Quote every line of the data below as it stands, omitting pictures.

• [RECORDS FOR THE EXERCISE]
•••••

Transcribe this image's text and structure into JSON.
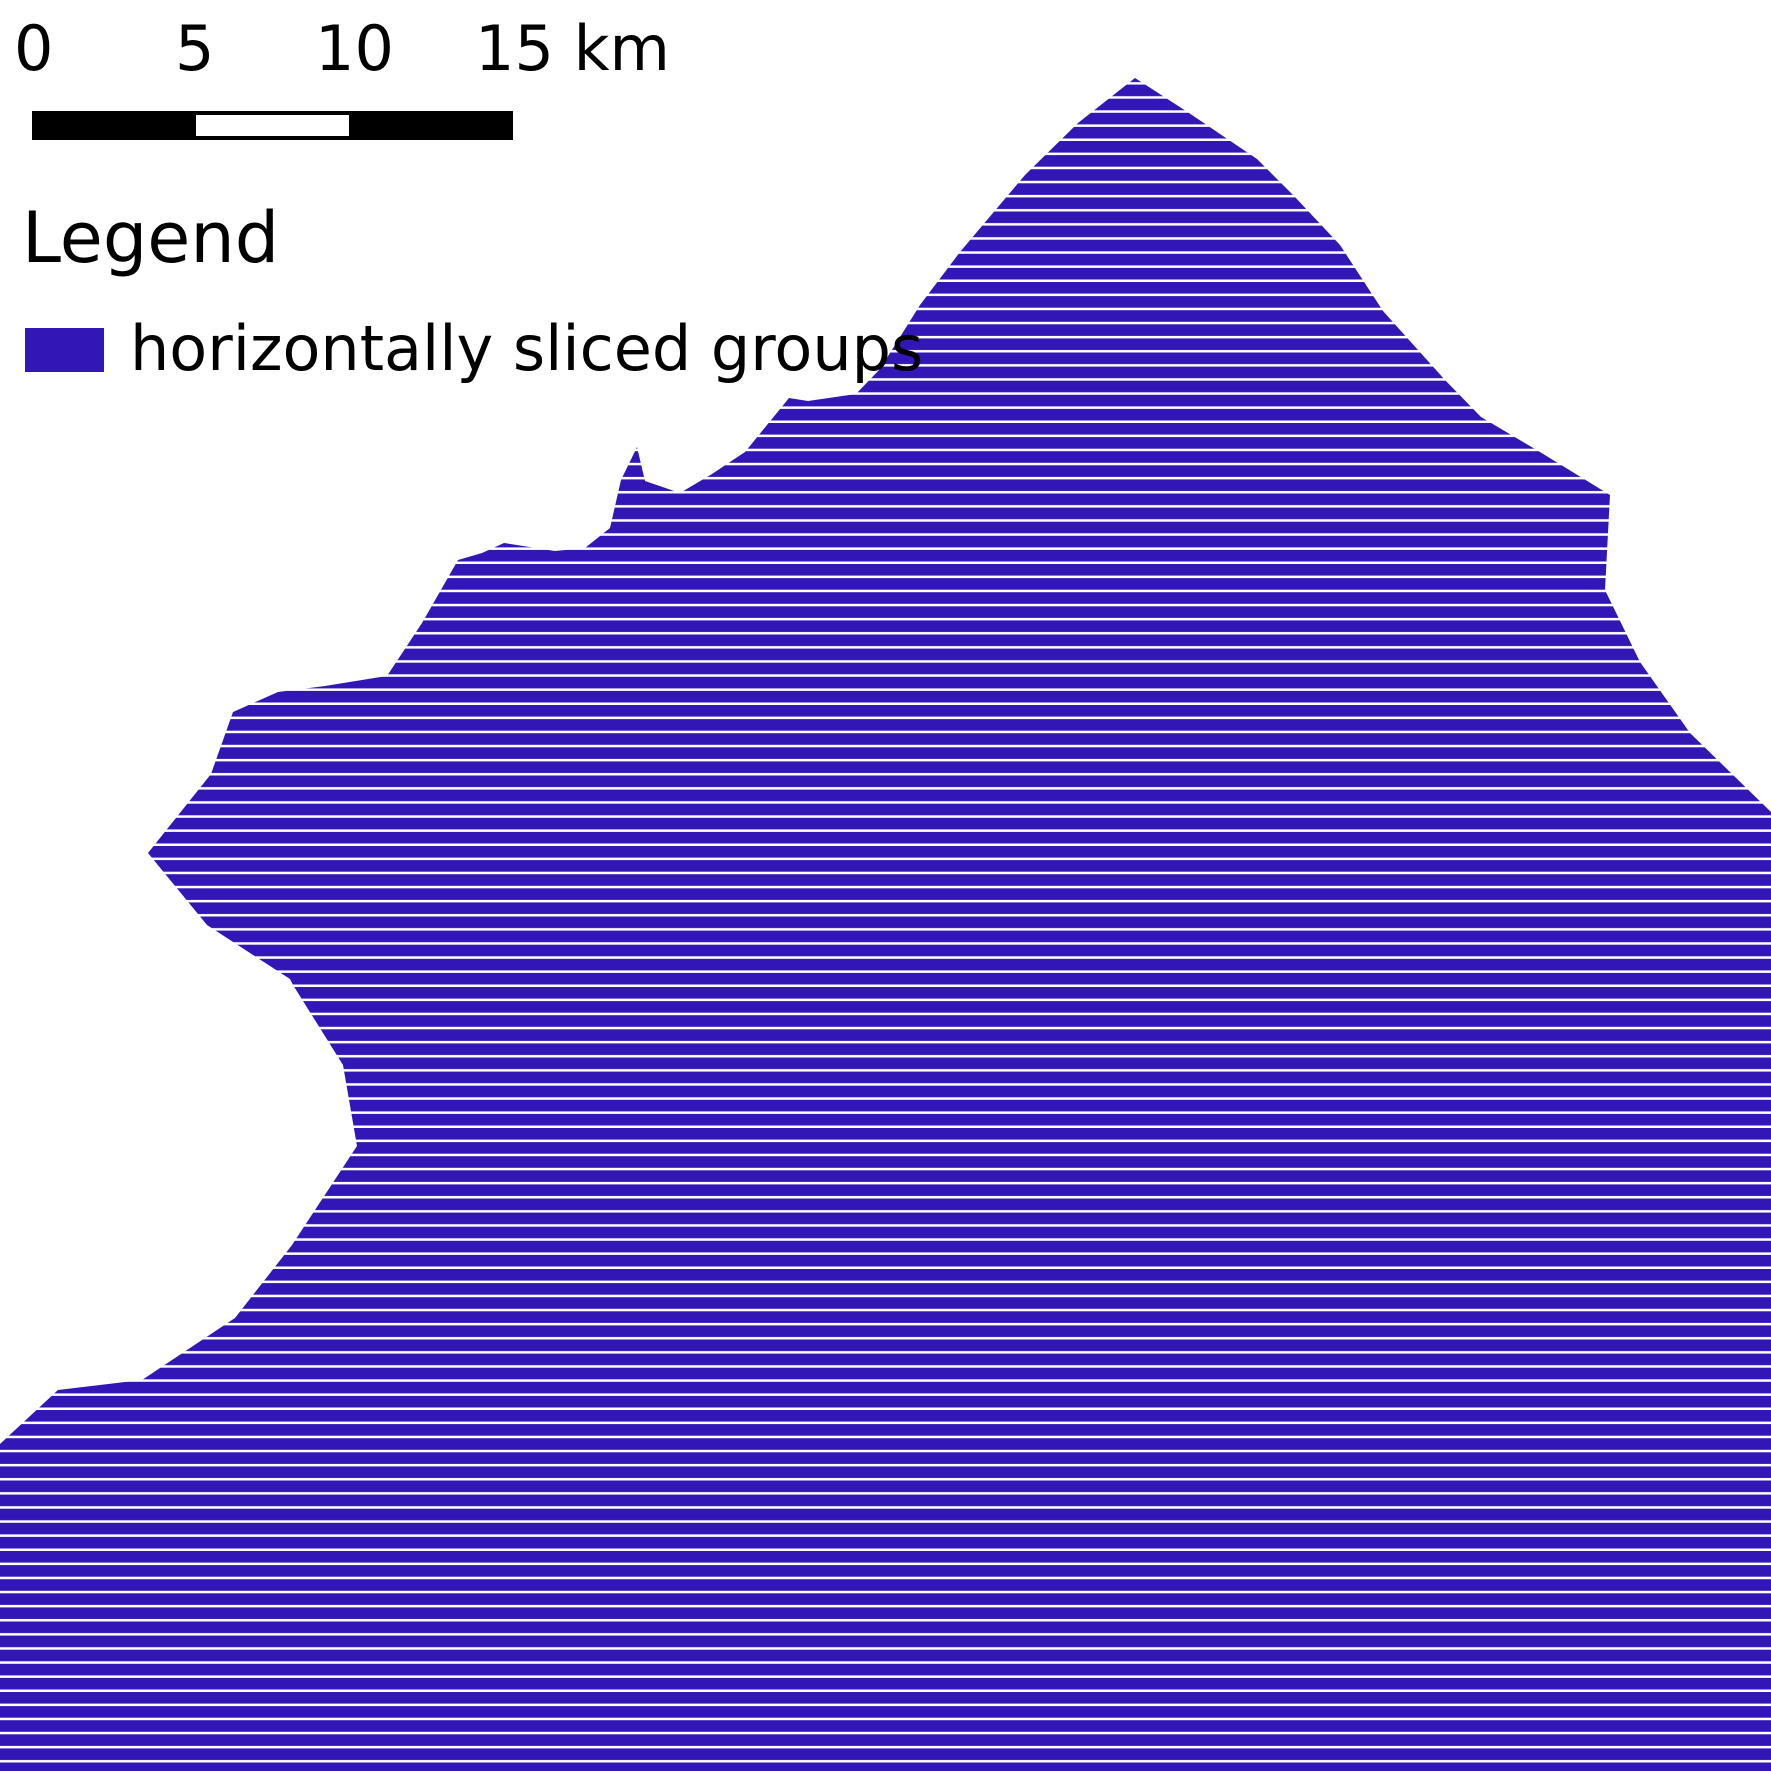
{
  "map": {
    "fill_color": "#3217B6",
    "stripe_color": "#FFFFFF",
    "pattern": "horizontal-lines"
  },
  "scale_bar": {
    "labels": [
      "0",
      "5",
      "10",
      "15 km"
    ],
    "segment_colors": [
      "#000000",
      "#FFFFFF",
      "#000000"
    ]
  },
  "legend": {
    "title": "Legend",
    "items": [
      {
        "label": "horizontally sliced groups",
        "color": "#3217B6"
      }
    ]
  }
}
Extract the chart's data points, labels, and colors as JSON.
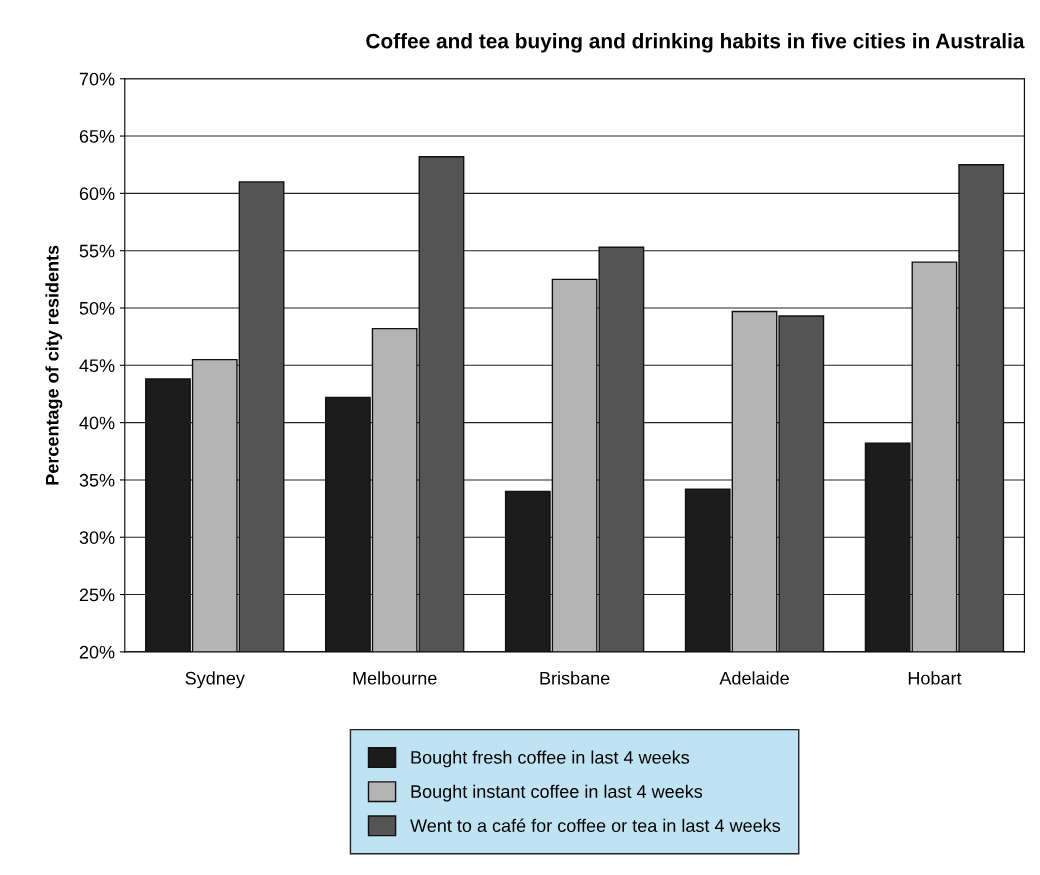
{
  "chart_data": {
    "type": "bar",
    "title": "Coffee and tea buying and drinking habits in five cities in Australia",
    "ylabel": "Percentage of city residents",
    "categories": [
      "Sydney",
      "Melbourne",
      "Brisbane",
      "Adelaide",
      "Hobart"
    ],
    "series": [
      {
        "name": "Bought fresh coffee in last 4 weeks",
        "color": "#1c1c1c",
        "values": [
          43.8,
          42.2,
          34,
          34.2,
          38.2
        ]
      },
      {
        "name": "Bought instant coffee in last 4 weeks",
        "color": "#b4b4b4",
        "values": [
          45.5,
          48.2,
          52.5,
          49.7,
          54
        ]
      },
      {
        "name": "Went to a café for coffee or tea in last 4 weeks",
        "color": "#545454",
        "values": [
          61,
          63.2,
          55.3,
          49.3,
          62.5
        ]
      }
    ],
    "ylim": [
      20,
      70
    ],
    "yticks": [
      {
        "value": 20,
        "label": "20%"
      },
      {
        "value": 25,
        "label": "25%"
      },
      {
        "value": 30,
        "label": "30%"
      },
      {
        "value": 35,
        "label": "35%"
      },
      {
        "value": 40,
        "label": "40%"
      },
      {
        "value": 45,
        "label": "45%"
      },
      {
        "value": 50,
        "label": "50%"
      },
      {
        "value": 55,
        "label": "55%"
      },
      {
        "value": 60,
        "label": "60%"
      },
      {
        "value": 65,
        "label": "65%"
      },
      {
        "value": 70,
        "label": "70%"
      }
    ],
    "grid": "y",
    "legend": "bottom"
  }
}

•••••

• [TASK OUTPUT]
Transcribe this image's text and structure into JSON.
{
  "map": {
    "fill_color": "#3217B6",
    "stripe_color": "#FFFFFF",
    "pattern": "horizontal-lines"
  },
  "scale_bar": {
    "labels": [
      "0",
      "5",
      "10",
      "15 km"
    ],
    "segment_colors": [
      "#000000",
      "#FFFFFF",
      "#000000"
    ]
  },
  "legend": {
    "title": "Legend",
    "items": [
      {
        "label": "horizontally sliced groups",
        "color": "#3217B6"
      }
    ]
  }
}
Extract the chart's data points, labels, and colors as JSON.
{
  "chart_data": {
    "type": "bar",
    "title": "Coffee and tea buying and drinking habits in five cities in Australia",
    "ylabel": "Percentage of city residents",
    "categories": [
      "Sydney",
      "Melbourne",
      "Brisbane",
      "Adelaide",
      "Hobart"
    ],
    "series": [
      {
        "name": "Bought fresh coffee in last 4 weeks",
        "color": "#1c1c1c",
        "values": [
          43.8,
          42.2,
          34,
          34.2,
          38.2
        ]
      },
      {
        "name": "Bought instant coffee in last 4 weeks",
        "color": "#b4b4b4",
        "values": [
          45.5,
          48.2,
          52.5,
          49.7,
          54
        ]
      },
      {
        "name": "Went to a café for coffee or tea in last 4 weeks",
        "color": "#545454",
        "values": [
          61,
          63.2,
          55.3,
          49.3,
          62.5
        ]
      }
    ],
    "ylim": [
      20,
      70
    ],
    "yticks": [
      {
        "value": 20,
        "label": "20%"
      },
      {
        "value": 25,
        "label": "25%"
      },
      {
        "value": 30,
        "label": "30%"
      },
      {
        "value": 35,
        "label": "35%"
      },
      {
        "value": 40,
        "label": "40%"
      },
      {
        "value": 45,
        "label": "45%"
      },
      {
        "value": 50,
        "label": "50%"
      },
      {
        "value": 55,
        "label": "55%"
      },
      {
        "value": 60,
        "label": "60%"
      },
      {
        "value": 65,
        "label": "65%"
      },
      {
        "value": 70,
        "label": "70%"
      }
    ],
    "grid": "y",
    "legend": "bottom"
  }
}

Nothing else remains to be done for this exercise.